## start
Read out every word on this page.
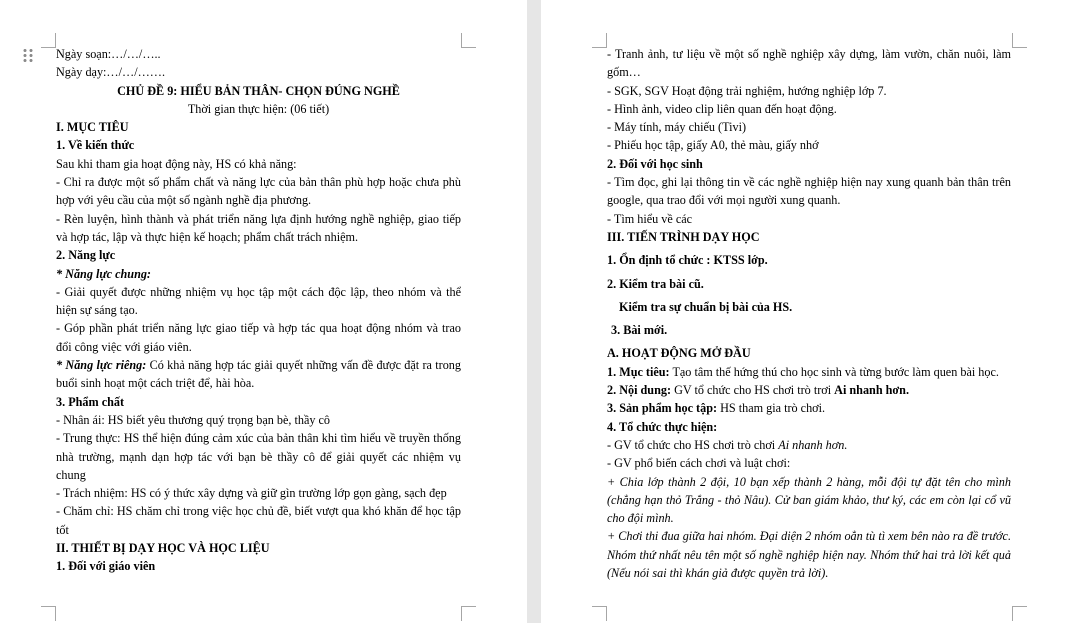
Ngày soạn:…/…/…..

Ngày dạy:…/…/…….

CHỦ ĐỀ 9: HIỂU BẢN THÂN- CHỌN ĐÚNG NGHỀ

Thời gian thực hiện: (06 tiết)

I. MỤC TIÊU

1. Về kiến thức

Sau khi tham gia hoạt động này, HS có khả năng:

- Chỉ ra được một số phẩm chất và năng lực của bản thân phù hợp hoặc chưa phù hợp với yêu cầu của một số ngành nghề địa phương.

- Rèn luyện, hình thành và phát triển năng lựa định hướng nghề nghiệp, giao tiếp và hợp tác, lập và thực hiện kế hoạch; phẩm chất trách nhiệm.

2. Năng lực

* Năng lực chung:

- Giải quyết được những nhiệm vụ học tập một cách độc lập, theo nhóm và thể hiện sự sáng tạo.

- Góp phần phát triển năng lực giao tiếp và hợp tác qua hoạt động nhóm và trao đổi công việc với giáo viên.

* Năng lực riêng: Có khả năng hợp tác giải quyết những vấn đề được đặt ra trong buổi sinh hoạt một cách triệt để, hài hòa.

3. Phẩm chất

- Nhân ái: HS biết yêu thương quý trọng bạn bè, thầy cô

- Trung thực: HS thể hiện đúng cảm xúc của bản thân khi tìm hiểu về truyền thống nhà trường, mạnh dạn hợp tác với bạn bè thầy cô để giải quyết các nhiệm vụ chung

- Trách nhiệm: HS có ý thức xây dựng và giữ gìn trường lớp gọn gàng, sạch đẹp

- Chăm chỉ: HS chăm chỉ trong việc học chủ đề, biết vượt qua khó khăn để học tập tốt

II. THIẾT BỊ DẠY HỌC VÀ HỌC LIỆU

1. Đối với giáo viên

- Tranh ảnh, tư liệu về một số nghề nghiệp xây dựng, làm vườn, chăn nuôi, làm gốm…

- SGK, SGV Hoạt động trải nghiệm, hướng nghiệp lớp 7.

- Hình ảnh, video clip liên quan đến hoạt động.

- Máy tính, máy chiếu (Tivi)

- Phiếu học tập, giấy A0, thẻ màu, giấy nhớ

2. Đối với học sinh

- Tìm đọc, ghi lại thông tin về các nghề nghiệp hiện nay xung quanh bản thân trên google, qua trao đổi với mọi người xung quanh.

- Tìm hiểu về các

III. TIẾN TRÌNH DẠY HỌC

1. Ổn định tổ chức : KTSS lớp.

2. Kiểm tra bài cũ.

Kiểm tra sự chuẩn bị bài của HS.

3. Bài mới.

A. HOẠT ĐỘNG MỞ ĐẦU

1. Mục tiêu: Tạo tâm thế hứng thú cho học sinh và từng bước làm quen bài học.

2. Nội dung: GV tổ chức cho HS chơi trò trơi Ai nhanh hơn.

3. Sản phẩm học tập: HS tham gia trò chơi.

4. Tổ chức thực hiện:

- GV tổ chức cho HS chơi trò chơi Ai nhanh hơn.

- GV phổ biến cách chơi và luật chơi:

+ Chia lớp thành 2 đội, 10 bạn xếp thành 2 hàng, mỗi đội tự đặt tên cho mình (chẳng hạn thỏ Trắng - thỏ Nâu). Cử ban giám khảo, thư ký, các em còn lại cổ vũ cho đội mình.

+ Chơi thi đua giữa hai nhóm. Đại diện 2 nhóm oẳn tù tì xem bên nào ra đề trước. Nhóm thứ nhất nêu tên một số nghề nghiệp hiện nay. Nhóm thứ hai trả lời kết quả (Nếu nói sai thì khán giả được quyền trả lời).
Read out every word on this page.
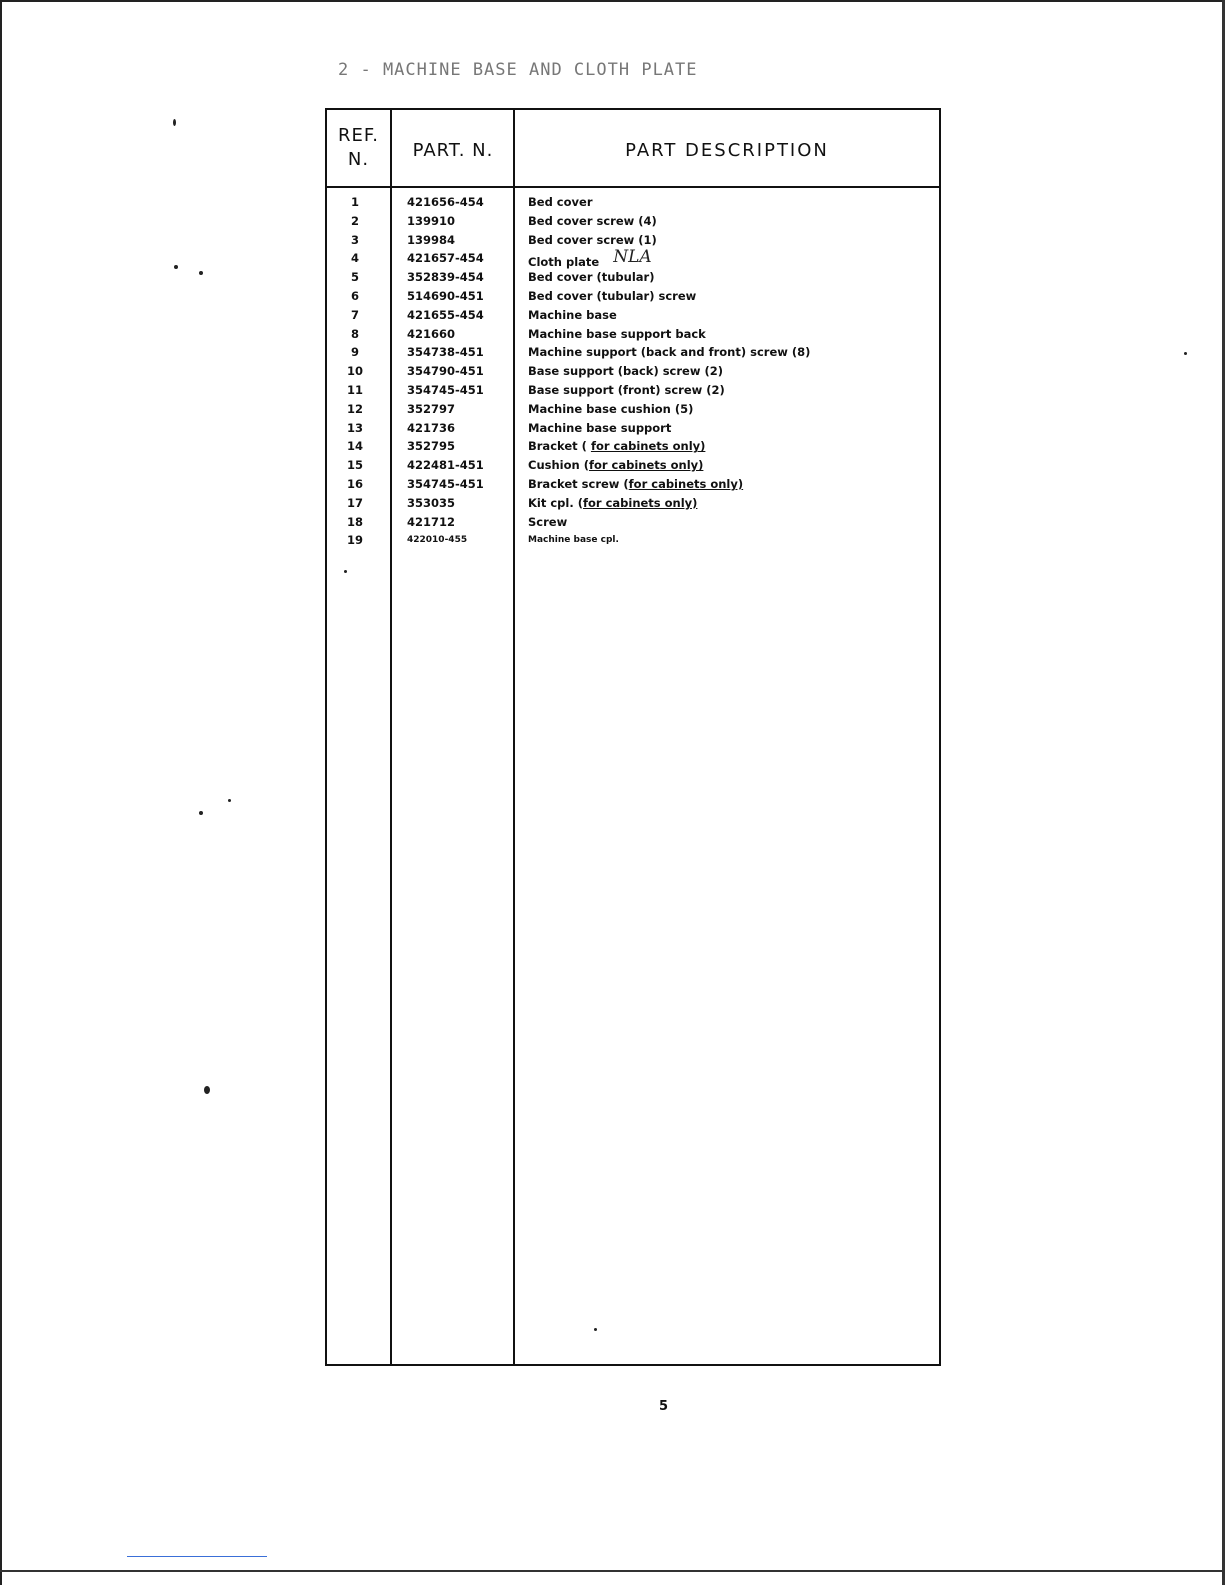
2 - MACHINE BASE AND CLOTH PLATE
REF.
N.	PART. N.	PART DESCRIPTION
1	421656-454	Bed cover
2	139910	Bed cover screw (4)
3	139984	Bed cover screw (1)
4	421657-454	Cloth plate NLA
5	352839-454	Bed cover (tubular)
6	514690-451	Bed cover (tubular) screw
7	421655-454	Machine base
8	421660	Machine base support back
9	354738-451	Machine support (back and front) screw (8)
10	354790-451	Base support (back) screw (2)
11	354745-451	Base support (front) screw (2)
12	352797	Machine base cushion (5)
13	421736	Machine base support
14	352795	Bracket ( for cabinets only)
15	422481-451	Cushion (for cabinets only)
16	354745-451	Bracket screw (for cabinets only)
17	353035	Kit cpl. (for cabinets only)
18	421712	Screw
19	422010-455	Machine base cpl.
5
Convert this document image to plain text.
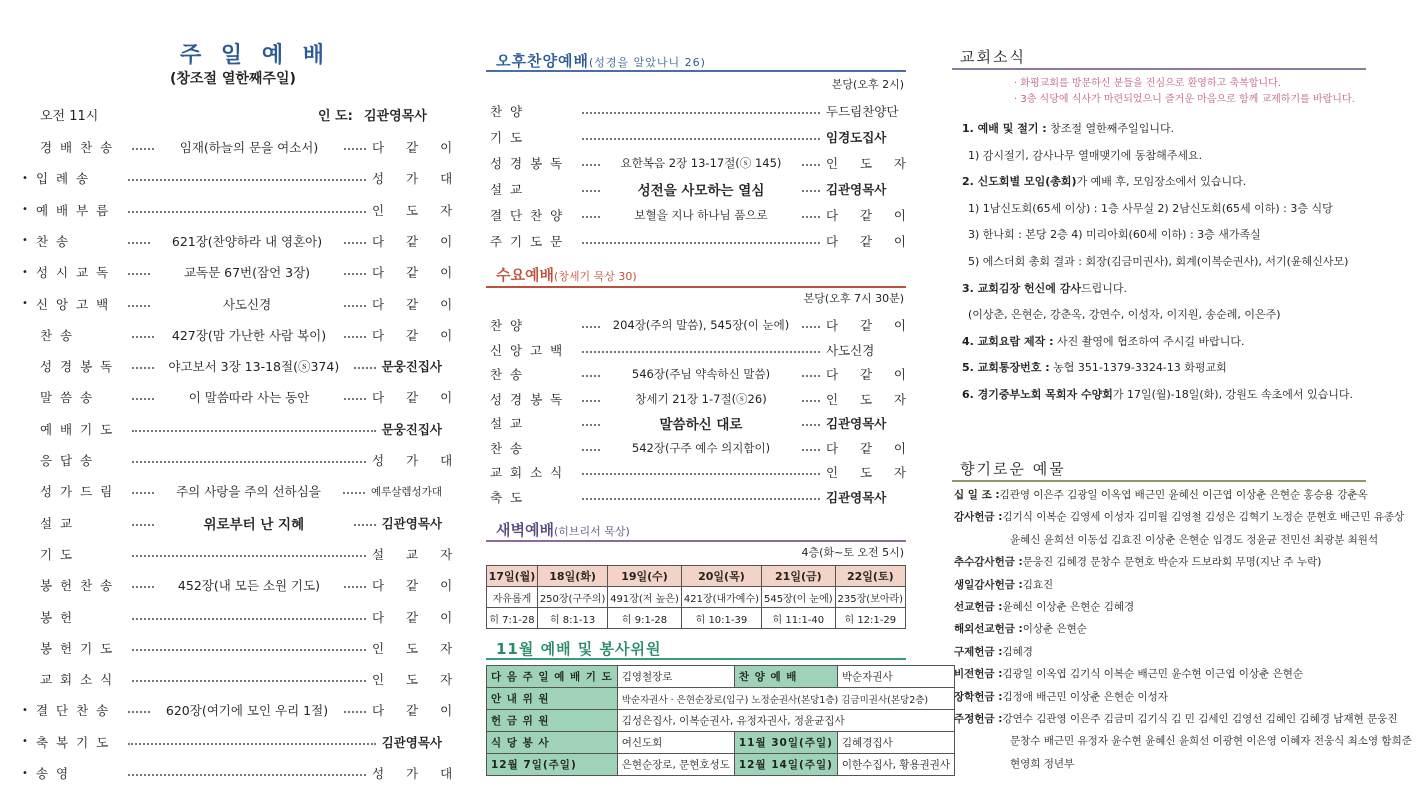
주 일 예 배
(창조절 열한째주일)
오전 11시	인 도: 김관영목사
경 배 찬 송	임재(하늘의 문을 여소서)	다 같 이
입 례 송	성 가 대
•
예 배 부 름	인 도 자
•
찬 송	621장(찬양하라 내 영혼아)	다 같 이
•
성 시 교 독	교독문 67번(잠언 3장)	다 같 이
•
신 앙 고 백	사도신경	다 같 이
•
찬 송	427장(맘 가난한 사람 복이)	다 같 이
성 경 봉 독	야고보서 3장 13-18절(ⓢ374)	문웅진집사
말 씀 송	이 말씀따라 사는 동안	다 같 이
예 배 기 도	문웅진집사
응 답 송	성 가 대
성 가 드 림	주의 사랑을 주의 선하심을	예루살렘성가대
설 교	위로부터 난 지혜	김관영목사
기 도	설 교 자
봉 헌 찬 송	452장(내 모든 소원 기도)	다 같 이
봉 헌	다 같 이
봉 헌 기 도	인 도 자
교 회 소 식	인 도 자
결 단 찬 송	620장(여기에 모인 우리 1절)	다 같 이
•
축 복 기 도	김관영목사
•
송 영	성 가 대
•
오후찬양예배(성경을 알았나니 26)
본당(오후 2시)
찬 양	두드림찬양단
기 도	임경도집사
성 경 봉 독	요한복음 2장 13-17절(ⓢ 145)	인 도 자
설 교	성전을 사모하는 열심	김관영목사
결 단 찬 양	보혈을 지나 하나님 품으로	다 같 이
주 기 도 문	다 같 이
수요예배(창세기 묵상 30)
본당(오후 7시 30분)
찬 양	204장(주의 말씀), 545장(이 눈에)	다 같 이
신 앙 고 백	사도신경
찬 송	546장(주님 약속하신 말씀)	다 같 이
성 경 봉 독	창세기 21장 1-7절(ⓢ26)	인 도 자
설 교	말씀하신 대로	김관영목사
찬 송	542장(구주 예수 의지함이)	다 같 이
교 회 소 식	인 도 자
축 도	김관영목사
새벽예배(히브리서 묵상)
4층(화~토 오전 5시)
17일(월)	18일(화)	19일(수)	20일(목)	21일(금)	22일(토)
자유롭게	250장(구주의)	491장(저 높은)	421장(내가예수)	545장(이 눈에)	235장(보아라)
히 7:1-28	히 8:1-13	히 9:1-28	히 10:1-39	히 11:1-40	히 12:1-29
11월 예배 및 봉사위원
다 음 주 일 예 배 기 도	김영철장로	찬 양 예 배	박순자권사
안 내 위 원	박순자권사 · 은현순장로(입구) 노정순권사(본당1층) 김금미권사(본당2층)		
헌 금 위 원	김성은집사, 이복순권사, 유정자권사, 정윤균집사		
식 당 봉 사	여신도회	11월 30일(주일)	김혜경집사
12월 7일(주일)	은현순장로, 문현호성도	12월 14일(주일)	이한수집사, 황용권권사
교회소식
· 화평교회를 방문하신 분들을 진심으로 환영하고 축복합니다.
· 3층 식당에 식사가 마련되었으니 즐거운 마음으로 함께 교제하기를 바랍니다.
1. 예배 및 절기 : 창조절 열한째주일입니다.
1) 감시절기, 감사나무 열매맺기에 동참해주세요.
2. 신도회별 모임(총회)가 예배 후, 모임장소에서 있습니다.
1) 1남신도회(65세 이상) : 1층 사무실 2) 2남신도회(65세 이하) : 3층 식당
3) 한나회 : 본당 2층 4) 미리아회(60세 이하) : 3층 새가족실
5) 에스더회 총회 결과 : 회장(김금미권사), 회계(이복순권사), 서기(윤혜신사모)
3. 교회김장 헌신에 감사드립니다.
(이상춘, 은현순, 강춘옥, 강연수, 이성자, 이지원, 송순례, 이은주)
4. 교회요람 제작 : 사진 촬영에 협조하여 주시길 바랍니다.
5. 교회통장번호 : 농협 351-1379-3324-13 화평교회
6. 경기중부노회 목회자 수양회가 17일(월)-18일(화), 강원도 속초에서 있습니다.
향기로운 예물
십 일 조 : 김관영 이은주 김광일 이옥엽 배근민 윤혜신 이근엽 이상춘 은현순 홍승용 강춘옥
감사헌금 : 김기식 이복순 김영세 이성자 김미월 김영철 김성은 김혁기 노정순 문현호 배근민 유종상
윤혜신 윤희선 이동섭 김효진 이상춘 은현순 임경도 정윤균 전민선 최광분 최원석
추수감사헌금 : 문웅진 김혜경 문창수 문현호 박순자 드보라회 무명(지난 주 누락)
생일감사헌금 : 김효진
선교헌금 : 윤혜신 이상춘 은현순 김혜경
해외선교헌금 : 이상춘 은현순
구제헌금 : 김혜경
비전헌금 : 김광일 이옥엽 김기식 이복순 배근민 윤수현 이근엽 이상춘 은현순
장학헌금 : 김정애 배근민 이상춘 은현순 이성자
주정헌금 : 강연수 김관영 이은주 김금미 김기식 김 민 김세인 김영선 김혜인 김혜경 남재현 문웅진
문창수 배근민 유정자 윤수현 윤혜신 윤희선 이광현 이은영 이혜자 전웅식 최소영 함희준
현영희 정년부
## end
> Your task: Only lines with the string "바랍니다" belong in your answer; copy each one.

> Result of this task:
· 3층 식당에 식사가 마련되었으니 즐거운 마음으로 함께 교제하기를 바랍니다.
4. 교회요람 제작 : 사진 촬영에 협조하여 주시길 바랍니다.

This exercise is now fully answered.